Exercise description: Tally the lines in the records underneath that contain the string "RAMIREZ", and state the figure by itself.

═════ Data for this exercise ═════

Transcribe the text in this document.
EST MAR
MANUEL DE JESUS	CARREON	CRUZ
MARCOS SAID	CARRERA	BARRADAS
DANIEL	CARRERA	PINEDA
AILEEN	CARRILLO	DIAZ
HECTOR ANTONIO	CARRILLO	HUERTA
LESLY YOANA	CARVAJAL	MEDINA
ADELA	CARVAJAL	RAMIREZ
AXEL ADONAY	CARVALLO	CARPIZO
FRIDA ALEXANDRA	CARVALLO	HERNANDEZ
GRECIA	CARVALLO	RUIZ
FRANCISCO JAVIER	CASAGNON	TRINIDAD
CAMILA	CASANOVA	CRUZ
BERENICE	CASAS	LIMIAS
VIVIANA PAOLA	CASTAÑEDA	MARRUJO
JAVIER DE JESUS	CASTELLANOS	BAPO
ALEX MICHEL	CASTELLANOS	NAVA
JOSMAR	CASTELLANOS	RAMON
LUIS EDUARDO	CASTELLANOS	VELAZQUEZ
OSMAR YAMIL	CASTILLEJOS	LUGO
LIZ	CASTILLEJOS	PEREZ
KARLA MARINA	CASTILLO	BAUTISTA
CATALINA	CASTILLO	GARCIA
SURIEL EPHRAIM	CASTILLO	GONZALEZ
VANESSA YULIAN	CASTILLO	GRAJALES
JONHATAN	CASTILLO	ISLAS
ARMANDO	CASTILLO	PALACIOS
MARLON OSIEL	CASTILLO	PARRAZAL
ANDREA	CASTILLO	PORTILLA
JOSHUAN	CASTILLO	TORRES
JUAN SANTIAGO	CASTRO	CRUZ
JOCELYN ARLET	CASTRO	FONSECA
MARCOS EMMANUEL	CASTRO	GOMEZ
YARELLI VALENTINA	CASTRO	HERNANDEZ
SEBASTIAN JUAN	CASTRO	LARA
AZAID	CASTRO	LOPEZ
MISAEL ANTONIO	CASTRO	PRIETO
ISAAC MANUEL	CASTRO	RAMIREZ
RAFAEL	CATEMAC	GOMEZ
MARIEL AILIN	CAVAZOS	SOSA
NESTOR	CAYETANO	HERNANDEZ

═════

Solution: 2